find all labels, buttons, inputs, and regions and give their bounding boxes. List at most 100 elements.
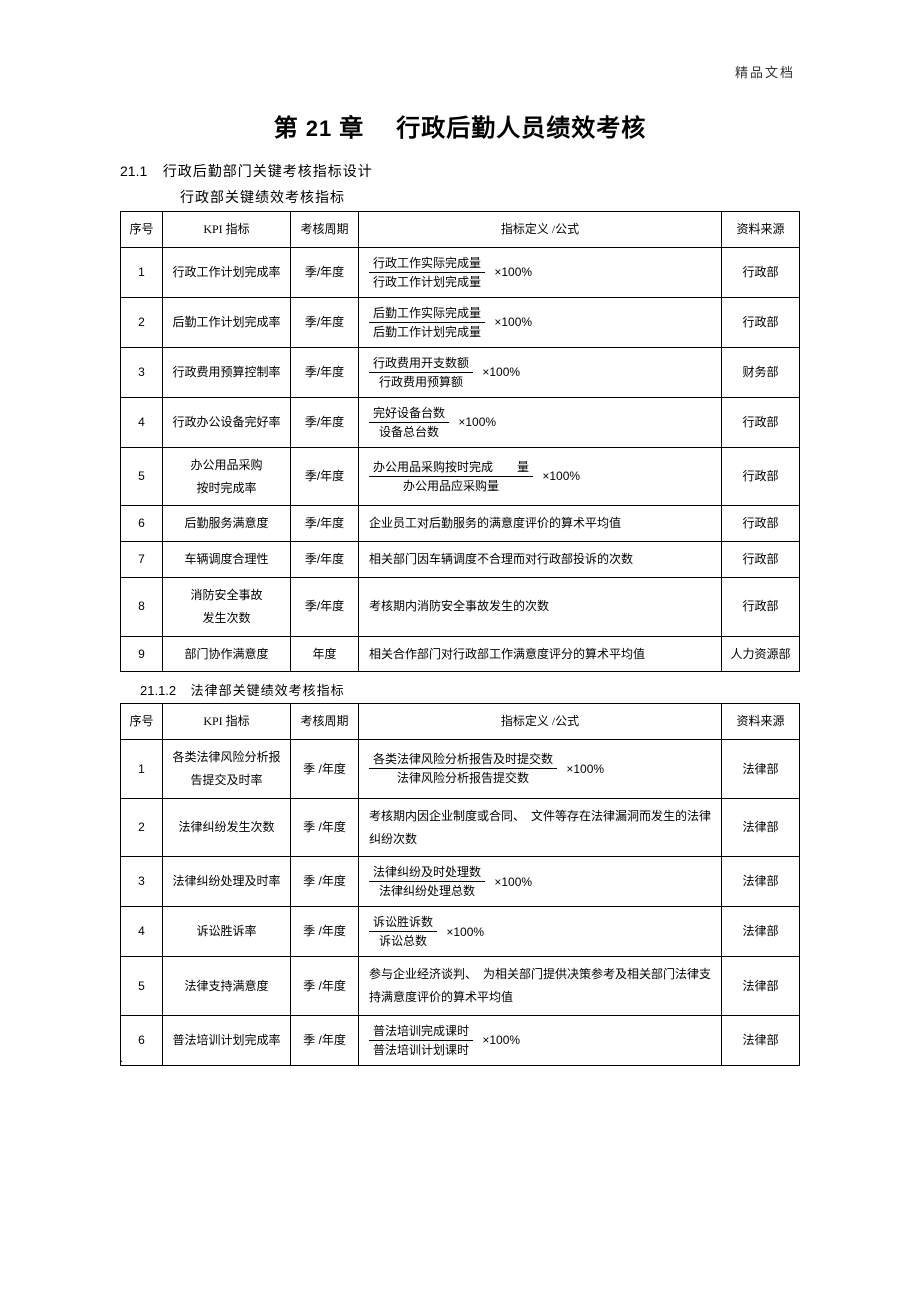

==*==

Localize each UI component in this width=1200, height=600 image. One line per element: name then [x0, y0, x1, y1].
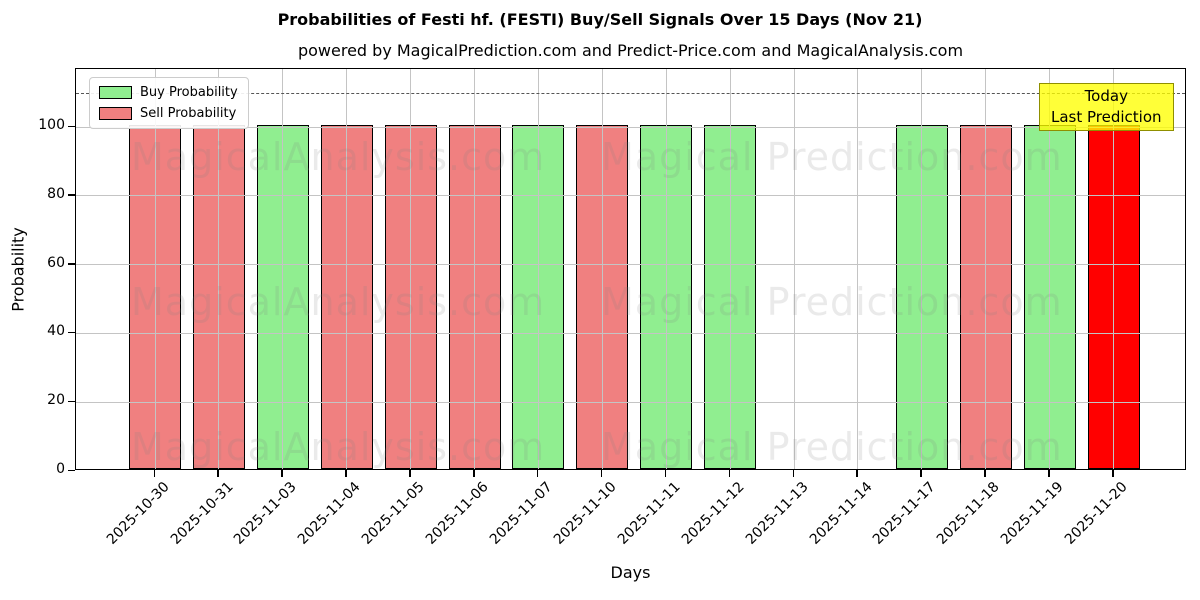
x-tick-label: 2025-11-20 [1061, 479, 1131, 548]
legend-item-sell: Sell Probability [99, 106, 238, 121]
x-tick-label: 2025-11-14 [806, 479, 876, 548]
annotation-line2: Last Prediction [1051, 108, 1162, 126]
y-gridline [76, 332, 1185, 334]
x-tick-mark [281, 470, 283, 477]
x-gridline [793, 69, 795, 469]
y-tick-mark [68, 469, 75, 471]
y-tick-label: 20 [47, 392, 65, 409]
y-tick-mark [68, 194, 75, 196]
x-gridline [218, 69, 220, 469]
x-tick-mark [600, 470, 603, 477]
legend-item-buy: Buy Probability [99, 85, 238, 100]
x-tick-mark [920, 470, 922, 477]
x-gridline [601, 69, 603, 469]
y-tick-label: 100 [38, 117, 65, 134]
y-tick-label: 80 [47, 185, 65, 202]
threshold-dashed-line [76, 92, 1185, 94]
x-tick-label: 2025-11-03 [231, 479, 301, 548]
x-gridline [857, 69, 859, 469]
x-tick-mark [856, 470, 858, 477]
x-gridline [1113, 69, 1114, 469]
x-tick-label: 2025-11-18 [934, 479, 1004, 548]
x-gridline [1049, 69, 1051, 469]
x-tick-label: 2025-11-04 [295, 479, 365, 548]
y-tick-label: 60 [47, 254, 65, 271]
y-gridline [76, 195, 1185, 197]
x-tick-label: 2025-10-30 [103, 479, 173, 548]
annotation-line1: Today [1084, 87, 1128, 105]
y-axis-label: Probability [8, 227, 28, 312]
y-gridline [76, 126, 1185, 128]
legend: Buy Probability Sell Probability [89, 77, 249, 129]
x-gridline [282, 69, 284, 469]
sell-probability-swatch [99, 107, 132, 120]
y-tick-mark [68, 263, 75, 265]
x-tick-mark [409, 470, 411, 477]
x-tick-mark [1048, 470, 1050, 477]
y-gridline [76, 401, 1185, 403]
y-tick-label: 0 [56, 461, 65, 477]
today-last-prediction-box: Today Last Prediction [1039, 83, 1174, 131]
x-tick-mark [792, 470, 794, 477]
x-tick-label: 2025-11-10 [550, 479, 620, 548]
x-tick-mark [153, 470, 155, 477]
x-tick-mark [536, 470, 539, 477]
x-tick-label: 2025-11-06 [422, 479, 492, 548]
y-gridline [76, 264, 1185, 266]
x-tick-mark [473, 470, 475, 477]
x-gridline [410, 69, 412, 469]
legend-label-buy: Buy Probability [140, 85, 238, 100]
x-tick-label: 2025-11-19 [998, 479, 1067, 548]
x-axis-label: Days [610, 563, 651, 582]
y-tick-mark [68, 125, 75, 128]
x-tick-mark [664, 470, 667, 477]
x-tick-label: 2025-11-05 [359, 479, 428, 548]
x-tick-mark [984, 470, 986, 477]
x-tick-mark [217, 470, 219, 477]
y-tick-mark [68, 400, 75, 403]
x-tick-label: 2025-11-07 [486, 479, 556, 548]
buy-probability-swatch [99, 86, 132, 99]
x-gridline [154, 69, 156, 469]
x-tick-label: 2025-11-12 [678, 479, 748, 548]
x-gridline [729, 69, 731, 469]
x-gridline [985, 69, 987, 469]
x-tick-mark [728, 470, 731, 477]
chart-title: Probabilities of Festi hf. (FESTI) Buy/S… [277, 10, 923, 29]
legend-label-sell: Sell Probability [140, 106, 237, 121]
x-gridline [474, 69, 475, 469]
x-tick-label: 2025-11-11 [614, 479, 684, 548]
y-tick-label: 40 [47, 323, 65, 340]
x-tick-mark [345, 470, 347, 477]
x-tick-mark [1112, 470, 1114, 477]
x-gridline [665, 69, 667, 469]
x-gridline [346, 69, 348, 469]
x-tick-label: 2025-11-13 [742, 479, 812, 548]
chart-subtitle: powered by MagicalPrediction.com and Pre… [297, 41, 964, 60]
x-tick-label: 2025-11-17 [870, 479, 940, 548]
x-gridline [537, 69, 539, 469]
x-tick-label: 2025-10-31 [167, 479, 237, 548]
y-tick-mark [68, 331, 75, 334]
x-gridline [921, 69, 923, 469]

==*==

Report how many lines in the listing above contain the string "swatch", matching case exactly, and give only the number.

**Exercise output:** 2